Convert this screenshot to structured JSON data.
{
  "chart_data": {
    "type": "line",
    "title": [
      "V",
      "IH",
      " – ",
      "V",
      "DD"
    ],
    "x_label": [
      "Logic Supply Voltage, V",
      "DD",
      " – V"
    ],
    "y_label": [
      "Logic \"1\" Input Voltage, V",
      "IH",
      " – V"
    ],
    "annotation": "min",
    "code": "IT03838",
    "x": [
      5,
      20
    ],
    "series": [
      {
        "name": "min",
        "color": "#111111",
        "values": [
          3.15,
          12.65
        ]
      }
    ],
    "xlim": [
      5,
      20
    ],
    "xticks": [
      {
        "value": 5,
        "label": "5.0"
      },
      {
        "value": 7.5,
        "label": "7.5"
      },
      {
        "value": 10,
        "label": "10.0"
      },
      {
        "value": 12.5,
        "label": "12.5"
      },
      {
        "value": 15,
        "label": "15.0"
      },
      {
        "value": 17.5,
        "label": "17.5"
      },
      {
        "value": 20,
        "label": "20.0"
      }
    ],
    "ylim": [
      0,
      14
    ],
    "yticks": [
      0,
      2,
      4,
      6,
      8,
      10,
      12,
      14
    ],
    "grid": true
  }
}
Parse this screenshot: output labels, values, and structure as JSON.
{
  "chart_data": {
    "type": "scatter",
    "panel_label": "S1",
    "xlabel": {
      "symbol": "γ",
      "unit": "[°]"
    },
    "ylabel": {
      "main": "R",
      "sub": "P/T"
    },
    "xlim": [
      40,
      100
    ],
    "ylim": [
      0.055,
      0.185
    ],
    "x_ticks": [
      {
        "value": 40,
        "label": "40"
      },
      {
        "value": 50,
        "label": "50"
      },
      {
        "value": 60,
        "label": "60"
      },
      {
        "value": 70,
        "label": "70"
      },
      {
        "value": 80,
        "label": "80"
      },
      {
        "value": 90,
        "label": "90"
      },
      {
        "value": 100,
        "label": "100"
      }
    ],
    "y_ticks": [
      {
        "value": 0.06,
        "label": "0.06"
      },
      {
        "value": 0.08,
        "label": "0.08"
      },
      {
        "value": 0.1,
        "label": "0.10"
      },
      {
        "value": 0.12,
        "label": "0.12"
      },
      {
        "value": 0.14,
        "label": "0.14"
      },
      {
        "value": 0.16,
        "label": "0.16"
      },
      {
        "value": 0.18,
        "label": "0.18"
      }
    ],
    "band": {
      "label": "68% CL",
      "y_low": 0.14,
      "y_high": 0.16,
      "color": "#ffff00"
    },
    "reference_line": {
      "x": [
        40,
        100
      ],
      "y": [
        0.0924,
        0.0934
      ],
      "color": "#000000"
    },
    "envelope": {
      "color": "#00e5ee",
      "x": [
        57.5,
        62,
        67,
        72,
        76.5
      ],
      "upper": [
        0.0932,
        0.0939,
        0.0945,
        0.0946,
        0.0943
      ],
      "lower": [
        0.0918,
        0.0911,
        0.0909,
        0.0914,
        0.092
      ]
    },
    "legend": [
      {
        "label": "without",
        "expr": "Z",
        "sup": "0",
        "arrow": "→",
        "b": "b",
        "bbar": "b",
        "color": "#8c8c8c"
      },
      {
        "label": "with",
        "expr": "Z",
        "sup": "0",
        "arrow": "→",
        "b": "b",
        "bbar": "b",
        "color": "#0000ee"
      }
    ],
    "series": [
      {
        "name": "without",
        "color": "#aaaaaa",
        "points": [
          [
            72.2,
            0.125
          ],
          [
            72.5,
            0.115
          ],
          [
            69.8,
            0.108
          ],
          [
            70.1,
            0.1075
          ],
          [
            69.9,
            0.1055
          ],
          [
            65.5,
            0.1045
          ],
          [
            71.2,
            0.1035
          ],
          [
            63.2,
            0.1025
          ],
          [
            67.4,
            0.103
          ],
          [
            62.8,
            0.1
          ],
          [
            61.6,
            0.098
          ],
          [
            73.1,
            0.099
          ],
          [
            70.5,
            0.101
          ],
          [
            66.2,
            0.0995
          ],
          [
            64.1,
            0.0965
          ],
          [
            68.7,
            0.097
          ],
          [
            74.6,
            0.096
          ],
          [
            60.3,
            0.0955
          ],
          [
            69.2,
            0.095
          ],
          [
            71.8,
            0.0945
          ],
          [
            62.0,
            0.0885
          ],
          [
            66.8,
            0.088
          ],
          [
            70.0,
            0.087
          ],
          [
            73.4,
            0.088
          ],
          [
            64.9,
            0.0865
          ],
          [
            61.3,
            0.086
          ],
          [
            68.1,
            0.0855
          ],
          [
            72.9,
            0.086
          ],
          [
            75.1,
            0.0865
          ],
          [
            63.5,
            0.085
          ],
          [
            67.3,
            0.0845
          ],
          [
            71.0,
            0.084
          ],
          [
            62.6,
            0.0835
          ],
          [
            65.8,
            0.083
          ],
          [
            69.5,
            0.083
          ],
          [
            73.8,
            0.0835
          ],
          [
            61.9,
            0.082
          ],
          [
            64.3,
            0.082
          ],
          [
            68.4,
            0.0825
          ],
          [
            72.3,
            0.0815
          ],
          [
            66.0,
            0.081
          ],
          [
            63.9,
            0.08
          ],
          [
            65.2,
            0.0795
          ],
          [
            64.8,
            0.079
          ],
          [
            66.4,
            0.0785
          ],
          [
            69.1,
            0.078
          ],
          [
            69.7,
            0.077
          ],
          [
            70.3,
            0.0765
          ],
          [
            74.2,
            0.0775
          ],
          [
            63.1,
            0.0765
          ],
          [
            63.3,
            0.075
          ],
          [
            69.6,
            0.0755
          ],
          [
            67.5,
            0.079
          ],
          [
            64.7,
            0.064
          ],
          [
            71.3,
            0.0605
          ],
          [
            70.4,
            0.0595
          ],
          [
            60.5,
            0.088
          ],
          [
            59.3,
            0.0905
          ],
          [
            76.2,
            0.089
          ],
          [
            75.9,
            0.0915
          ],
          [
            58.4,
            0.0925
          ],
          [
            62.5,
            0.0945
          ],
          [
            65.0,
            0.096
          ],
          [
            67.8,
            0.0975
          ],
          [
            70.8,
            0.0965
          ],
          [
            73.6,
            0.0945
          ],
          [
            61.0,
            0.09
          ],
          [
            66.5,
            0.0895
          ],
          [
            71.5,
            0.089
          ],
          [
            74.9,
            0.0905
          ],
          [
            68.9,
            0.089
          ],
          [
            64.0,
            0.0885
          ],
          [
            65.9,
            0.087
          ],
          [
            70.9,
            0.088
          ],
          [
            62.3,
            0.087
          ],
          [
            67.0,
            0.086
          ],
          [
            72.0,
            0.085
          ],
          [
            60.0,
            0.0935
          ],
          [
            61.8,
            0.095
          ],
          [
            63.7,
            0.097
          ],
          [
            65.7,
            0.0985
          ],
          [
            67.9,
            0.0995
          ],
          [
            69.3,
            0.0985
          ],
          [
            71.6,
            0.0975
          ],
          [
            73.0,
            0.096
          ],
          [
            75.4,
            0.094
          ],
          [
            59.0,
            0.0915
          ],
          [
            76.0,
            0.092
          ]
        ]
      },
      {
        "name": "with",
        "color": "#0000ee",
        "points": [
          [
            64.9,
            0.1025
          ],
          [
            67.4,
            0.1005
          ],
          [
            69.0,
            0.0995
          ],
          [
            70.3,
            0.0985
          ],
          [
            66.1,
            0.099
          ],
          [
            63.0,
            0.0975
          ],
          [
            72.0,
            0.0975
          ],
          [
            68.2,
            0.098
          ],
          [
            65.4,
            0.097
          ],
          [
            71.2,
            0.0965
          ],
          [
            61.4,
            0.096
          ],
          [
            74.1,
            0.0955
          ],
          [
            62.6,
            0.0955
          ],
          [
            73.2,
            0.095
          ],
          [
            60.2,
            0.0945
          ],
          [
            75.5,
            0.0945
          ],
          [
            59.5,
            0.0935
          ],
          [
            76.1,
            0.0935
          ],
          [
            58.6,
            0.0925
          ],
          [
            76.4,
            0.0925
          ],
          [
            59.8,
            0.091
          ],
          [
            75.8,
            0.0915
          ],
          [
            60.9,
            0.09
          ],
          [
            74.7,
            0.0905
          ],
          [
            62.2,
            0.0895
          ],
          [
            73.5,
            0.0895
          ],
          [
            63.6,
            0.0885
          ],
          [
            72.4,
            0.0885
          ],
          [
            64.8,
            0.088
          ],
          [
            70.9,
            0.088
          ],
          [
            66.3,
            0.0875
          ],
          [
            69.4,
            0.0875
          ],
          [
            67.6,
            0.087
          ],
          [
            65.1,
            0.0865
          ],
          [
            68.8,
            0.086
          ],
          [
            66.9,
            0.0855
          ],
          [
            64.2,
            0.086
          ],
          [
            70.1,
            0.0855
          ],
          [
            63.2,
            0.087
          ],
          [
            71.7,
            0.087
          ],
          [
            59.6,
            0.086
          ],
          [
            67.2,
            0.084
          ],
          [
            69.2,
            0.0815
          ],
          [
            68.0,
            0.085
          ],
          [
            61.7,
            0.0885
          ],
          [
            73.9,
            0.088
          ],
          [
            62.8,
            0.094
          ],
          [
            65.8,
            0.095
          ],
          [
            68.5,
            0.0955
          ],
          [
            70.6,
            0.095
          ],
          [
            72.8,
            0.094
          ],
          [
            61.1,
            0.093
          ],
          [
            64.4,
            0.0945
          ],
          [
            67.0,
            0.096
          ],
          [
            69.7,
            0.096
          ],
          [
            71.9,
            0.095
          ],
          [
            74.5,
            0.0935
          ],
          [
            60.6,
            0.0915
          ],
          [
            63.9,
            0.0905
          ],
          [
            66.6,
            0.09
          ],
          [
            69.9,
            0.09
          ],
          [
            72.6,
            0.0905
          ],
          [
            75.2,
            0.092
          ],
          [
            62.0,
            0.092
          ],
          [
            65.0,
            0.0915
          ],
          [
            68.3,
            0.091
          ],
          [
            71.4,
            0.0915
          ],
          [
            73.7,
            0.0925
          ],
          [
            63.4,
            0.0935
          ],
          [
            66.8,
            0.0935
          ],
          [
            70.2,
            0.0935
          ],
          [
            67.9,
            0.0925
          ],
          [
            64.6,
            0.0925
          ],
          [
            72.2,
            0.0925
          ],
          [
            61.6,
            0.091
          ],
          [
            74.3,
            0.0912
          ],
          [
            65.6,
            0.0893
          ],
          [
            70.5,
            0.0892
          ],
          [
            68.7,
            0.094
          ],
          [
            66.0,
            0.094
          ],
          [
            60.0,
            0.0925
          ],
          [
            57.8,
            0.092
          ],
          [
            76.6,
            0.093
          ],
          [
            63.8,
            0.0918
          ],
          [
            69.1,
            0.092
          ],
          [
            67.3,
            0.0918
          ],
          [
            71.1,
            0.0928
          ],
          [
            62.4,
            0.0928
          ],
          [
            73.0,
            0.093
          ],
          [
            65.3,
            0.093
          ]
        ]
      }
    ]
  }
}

· · · · · · ·

● Directive
Set out every line from the material that contains the string "Logic".

● Response
      "Logic Supply Voltage, V",
      "Logic \"1\" Input Voltage, V",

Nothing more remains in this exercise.